## STATED PROBLEM
Write out the listing in full, matching it word for word.

** START DATASET ROWS **

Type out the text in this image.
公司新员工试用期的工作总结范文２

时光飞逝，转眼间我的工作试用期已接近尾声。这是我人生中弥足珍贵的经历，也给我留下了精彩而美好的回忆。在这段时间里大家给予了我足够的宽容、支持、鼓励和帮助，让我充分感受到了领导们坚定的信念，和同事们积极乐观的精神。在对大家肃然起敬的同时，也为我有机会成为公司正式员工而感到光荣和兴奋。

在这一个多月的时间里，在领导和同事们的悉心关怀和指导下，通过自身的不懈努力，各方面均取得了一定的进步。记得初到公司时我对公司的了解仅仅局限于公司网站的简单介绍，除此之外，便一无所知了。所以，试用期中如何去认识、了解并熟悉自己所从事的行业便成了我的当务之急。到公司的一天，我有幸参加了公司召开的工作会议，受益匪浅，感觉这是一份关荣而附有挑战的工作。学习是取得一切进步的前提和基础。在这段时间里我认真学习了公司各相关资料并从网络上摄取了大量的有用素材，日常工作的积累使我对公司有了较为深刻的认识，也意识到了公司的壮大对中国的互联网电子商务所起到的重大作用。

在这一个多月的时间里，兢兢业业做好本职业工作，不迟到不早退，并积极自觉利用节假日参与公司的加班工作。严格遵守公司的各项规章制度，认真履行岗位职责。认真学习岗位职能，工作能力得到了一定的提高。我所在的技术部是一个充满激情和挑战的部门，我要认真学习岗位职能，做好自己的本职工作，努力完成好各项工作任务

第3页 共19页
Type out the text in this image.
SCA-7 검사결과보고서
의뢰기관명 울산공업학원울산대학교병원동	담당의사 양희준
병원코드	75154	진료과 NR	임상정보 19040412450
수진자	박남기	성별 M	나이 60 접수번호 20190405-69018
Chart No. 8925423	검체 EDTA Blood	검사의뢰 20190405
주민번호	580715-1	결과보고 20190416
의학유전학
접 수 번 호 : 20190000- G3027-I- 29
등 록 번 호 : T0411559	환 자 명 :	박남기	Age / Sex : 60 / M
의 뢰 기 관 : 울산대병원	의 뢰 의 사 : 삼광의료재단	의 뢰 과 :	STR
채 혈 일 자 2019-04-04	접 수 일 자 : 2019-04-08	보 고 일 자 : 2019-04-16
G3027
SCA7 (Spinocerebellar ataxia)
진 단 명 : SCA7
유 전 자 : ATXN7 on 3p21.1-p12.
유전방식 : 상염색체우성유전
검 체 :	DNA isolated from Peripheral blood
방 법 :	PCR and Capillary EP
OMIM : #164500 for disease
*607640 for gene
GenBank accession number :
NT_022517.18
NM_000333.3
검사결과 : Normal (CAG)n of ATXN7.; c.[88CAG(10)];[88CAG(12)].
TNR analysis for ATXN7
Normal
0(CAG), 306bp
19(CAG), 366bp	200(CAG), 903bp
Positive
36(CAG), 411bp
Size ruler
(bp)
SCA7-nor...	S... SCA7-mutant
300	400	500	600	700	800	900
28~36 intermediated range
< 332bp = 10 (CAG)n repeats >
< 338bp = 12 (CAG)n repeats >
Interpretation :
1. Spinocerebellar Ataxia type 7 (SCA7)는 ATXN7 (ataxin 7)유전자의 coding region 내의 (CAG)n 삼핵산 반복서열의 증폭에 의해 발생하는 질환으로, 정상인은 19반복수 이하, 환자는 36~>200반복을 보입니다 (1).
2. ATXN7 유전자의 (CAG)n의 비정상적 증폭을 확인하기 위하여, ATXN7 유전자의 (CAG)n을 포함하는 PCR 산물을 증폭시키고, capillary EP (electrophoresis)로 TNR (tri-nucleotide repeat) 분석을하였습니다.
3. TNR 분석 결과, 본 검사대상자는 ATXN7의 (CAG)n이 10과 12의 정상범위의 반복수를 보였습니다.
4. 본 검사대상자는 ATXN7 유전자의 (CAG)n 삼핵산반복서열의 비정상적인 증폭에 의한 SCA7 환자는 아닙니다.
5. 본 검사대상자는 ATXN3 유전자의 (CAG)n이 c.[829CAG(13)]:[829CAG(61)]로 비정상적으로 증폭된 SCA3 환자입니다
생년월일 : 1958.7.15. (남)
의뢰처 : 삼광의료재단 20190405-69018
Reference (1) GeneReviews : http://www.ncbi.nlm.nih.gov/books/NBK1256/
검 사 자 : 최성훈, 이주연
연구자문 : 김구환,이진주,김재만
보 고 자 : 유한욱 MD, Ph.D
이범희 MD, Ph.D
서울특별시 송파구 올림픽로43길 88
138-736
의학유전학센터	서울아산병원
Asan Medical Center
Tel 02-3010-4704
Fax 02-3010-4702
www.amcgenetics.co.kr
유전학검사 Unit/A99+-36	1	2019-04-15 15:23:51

** END DATASET ROWS **

## CORRECT RESULT
Type out the text in this image.
公司新员工试用期的工作总结范文２

时光飞逝，转眼间我的工作试用期已接近尾声。这是我人生中弥足珍贵的经历，也给我留下了精彩而美好的回忆。在这段时间里大家给予了我足够的宽容、支持、鼓励和帮助，让我充分感受到了领导们坚定的信念，和同事们积极乐观的精神。在对大家肃然起敬的同时，也为我有机会成为公司正式员工而感到光荣和兴奋。

在这一个多月的时间里，在领导和同事们的悉心关怀和指导下，通过自身的不懈努力，各方面均取得了一定的进步。记得初到公司时我对公司的了解仅仅局限于公司网站的简单介绍，除此之外，便一无所知了。所以，试用期中如何去认识、了解并熟悉自己所从事的行业便成了我的当务之急。到公司的一天，我有幸参加了公司召开的工作会议，受益匪浅，感觉这是一份关荣而附有挑战的工作。学习是取得一切进步的前提和基础。在这段时间里我认真学习了公司各相关资料并从网络上摄取了大量的有用素材，日常工作的积累使我对公司有了较为深刻的认识，也意识到了公司的壮大对中国的互联网电子商务所起到的重大作用。

在这一个多月的时间里，兢兢业业做好本职业工作，不迟到不早退，并积极自觉利用节假日参与公司的加班工作。严格遵守公司的各项规章制度，认真履行岗位职责。认真学习岗位职能，工作能力得到了一定的提高。我所在的技术部是一个充满激情和挑战的部门，我要认真学习岗位职能，做好自己的本职工作，努力完成好各项工作任务

第3页 共19页
Type out the text in this image.
SCA-7 검사결과보고서
의뢰기관명 울산공업학원울산대학교병원동	담당의사 양희준
병원코드	75154	진료과 NR	임상정보 19040412450
수진자	박남기	성별 M	나이 60 접수번호 20190405-69018
Chart No. 8925423	검체 EDTA Blood	검사의뢰 20190405
주민번호	580715-1	결과보고 20190416
의학유전학
접 수 번 호 : 20190000- G3027-I- 29
등 록 번 호 : T0411559	환 자 명 :	박남기	Age / Sex : 60 / M
의 뢰 기 관 : 울산대병원	의 뢰 의 사 : 삼광의료재단	의 뢰 과 :	STR
채 혈 일 자 2019-04-04	접 수 일 자 : 2019-04-08	보 고 일 자 : 2019-04-16
G3027
SCA7 (Spinocerebellar ataxia)
진 단 명 : SCA7
유 전 자 : ATXN7 on 3p21.1-p12.
유전방식 : 상염색체우성유전
검 체 :	DNA isolated from Peripheral blood
방 법 :	PCR and Capillary EP
OMIM : #164500 for disease
*607640 for gene
GenBank accession number :
NT_022517.18
NM_000333.3
검사결과 : Normal (CAG)n of ATXN7.; c.[88CAG(10)];[88CAG(12)].
TNR analysis for ATXN7
Normal
0(CAG), 306bp
19(CAG), 366bp	200(CAG), 903bp
Positive
36(CAG), 411bp
Size ruler
(bp)
SCA7-nor...	S... SCA7-mutant
300	400	500	600	700	800	900
28~36 intermediated range
< 332bp = 10 (CAG)n repeats >
< 338bp = 12 (CAG)n repeats >
Interpretation :
1. Spinocerebellar Ataxia type 7 (SCA7)는 ATXN7 (ataxin 7)유전자의 coding region 내의 (CAG)n 삼핵산 반복서열의 증폭에 의해 발생하는 질환으로, 정상인은 19반복수 이하, 환자는 36~>200반복을 보입니다 (1).
2. ATXN7 유전자의 (CAG)n의 비정상적 증폭을 확인하기 위하여, ATXN7 유전자의 (CAG)n을 포함하는 PCR 산물을 증폭시키고, capillary EP (electrophoresis)로 TNR (tri-nucleotide repeat) 분석을하였습니다.
3. TNR 분석 결과, 본 검사대상자는 ATXN7의 (CAG)n이 10과 12의 정상범위의 반복수를 보였습니다.
4. 본 검사대상자는 ATXN7 유전자의 (CAG)n 삼핵산반복서열의 비정상적인 증폭에 의한 SCA7 환자는 아닙니다.
5. 본 검사대상자는 ATXN3 유전자의 (CAG)n이 c.[829CAG(13)]:[829CAG(61)]로 비정상적으로 증폭된 SCA3 환자입니다
생년월일 : 1958.7.15. (남)
의뢰처 : 삼광의료재단 20190405-69018
Reference (1) GeneReviews : http://www.ncbi.nlm.nih.gov/books/NBK1256/
검 사 자 : 최성훈, 이주연
연구자문 : 김구환,이진주,김재만
보 고 자 : 유한욱 MD, Ph.D
이범희 MD, Ph.D
서울특별시 송파구 올림픽로43길 88
138-736
의학유전학센터	서울아산병원
Asan Medical Center
Tel 02-3010-4704
Fax 02-3010-4702
www.amcgenetics.co.kr
유전학검사 Unit/A99+-36	1	2019-04-15 15:23:51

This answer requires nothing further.